◆ **Records for the exercise**
+ + +

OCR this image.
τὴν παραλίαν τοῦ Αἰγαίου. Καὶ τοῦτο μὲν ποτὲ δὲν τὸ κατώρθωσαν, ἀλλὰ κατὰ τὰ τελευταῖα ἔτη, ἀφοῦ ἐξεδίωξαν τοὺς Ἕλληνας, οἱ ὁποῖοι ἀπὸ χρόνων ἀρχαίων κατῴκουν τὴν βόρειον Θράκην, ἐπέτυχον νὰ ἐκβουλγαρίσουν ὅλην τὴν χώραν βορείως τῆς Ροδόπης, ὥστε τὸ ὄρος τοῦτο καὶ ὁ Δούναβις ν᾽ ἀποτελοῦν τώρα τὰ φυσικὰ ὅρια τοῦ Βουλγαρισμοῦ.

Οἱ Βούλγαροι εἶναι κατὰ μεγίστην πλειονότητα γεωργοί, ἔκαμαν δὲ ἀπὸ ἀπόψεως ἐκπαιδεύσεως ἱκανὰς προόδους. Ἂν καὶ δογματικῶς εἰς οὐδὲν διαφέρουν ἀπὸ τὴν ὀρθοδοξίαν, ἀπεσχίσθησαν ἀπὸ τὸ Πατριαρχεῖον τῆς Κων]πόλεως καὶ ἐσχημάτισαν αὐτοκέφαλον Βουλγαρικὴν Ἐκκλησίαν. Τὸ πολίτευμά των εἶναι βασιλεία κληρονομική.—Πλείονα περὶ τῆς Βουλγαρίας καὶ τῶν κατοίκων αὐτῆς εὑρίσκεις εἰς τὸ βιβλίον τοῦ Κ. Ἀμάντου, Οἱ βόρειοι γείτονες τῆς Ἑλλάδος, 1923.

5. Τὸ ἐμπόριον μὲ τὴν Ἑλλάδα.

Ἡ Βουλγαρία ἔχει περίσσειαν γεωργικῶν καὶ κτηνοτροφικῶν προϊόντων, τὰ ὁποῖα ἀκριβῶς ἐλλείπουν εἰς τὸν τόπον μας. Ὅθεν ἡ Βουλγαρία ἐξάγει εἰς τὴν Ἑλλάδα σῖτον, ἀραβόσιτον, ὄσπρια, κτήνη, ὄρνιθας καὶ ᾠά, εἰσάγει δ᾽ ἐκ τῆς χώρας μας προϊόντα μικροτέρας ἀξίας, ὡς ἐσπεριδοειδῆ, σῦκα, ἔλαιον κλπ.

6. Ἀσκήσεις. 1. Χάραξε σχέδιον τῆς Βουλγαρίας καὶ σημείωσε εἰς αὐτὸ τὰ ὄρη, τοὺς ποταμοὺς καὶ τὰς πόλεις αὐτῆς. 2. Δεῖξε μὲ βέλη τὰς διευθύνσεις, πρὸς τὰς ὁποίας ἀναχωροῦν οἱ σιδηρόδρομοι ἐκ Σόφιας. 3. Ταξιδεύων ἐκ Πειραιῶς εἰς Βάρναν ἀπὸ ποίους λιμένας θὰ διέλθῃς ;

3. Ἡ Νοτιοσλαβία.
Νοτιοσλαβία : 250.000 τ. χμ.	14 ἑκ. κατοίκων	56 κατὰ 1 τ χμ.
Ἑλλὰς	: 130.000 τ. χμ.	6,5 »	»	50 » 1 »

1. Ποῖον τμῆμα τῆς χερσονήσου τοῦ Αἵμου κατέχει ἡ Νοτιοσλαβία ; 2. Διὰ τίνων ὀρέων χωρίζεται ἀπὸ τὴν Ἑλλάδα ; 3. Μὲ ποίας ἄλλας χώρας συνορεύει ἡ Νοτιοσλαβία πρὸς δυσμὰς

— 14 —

+ + +

Track down all lines above with the string "Νοτιοσλαβία" and copy them.

◆ **Written solution**
3. Ἡ Νοτιοσλαβία.
Νοτιοσλαβία : 250.000 τ. χμ.	14 ἑκ. κατοίκων	56 κατὰ 1 τ χμ.
1. Ποῖον τμῆμα τῆς χερσονήσου τοῦ Αἵμου κατέχει ἡ Νοτιοσλαβία ; 2. Διὰ τίνων ὀρέων χωρίζεται ἀπὸ τὴν Ἑλλάδα ; 3. Μὲ ποίας ἄλλας χώρας συνορεύει ἡ Νοτιοσλαβία πρὸς δυσμὰς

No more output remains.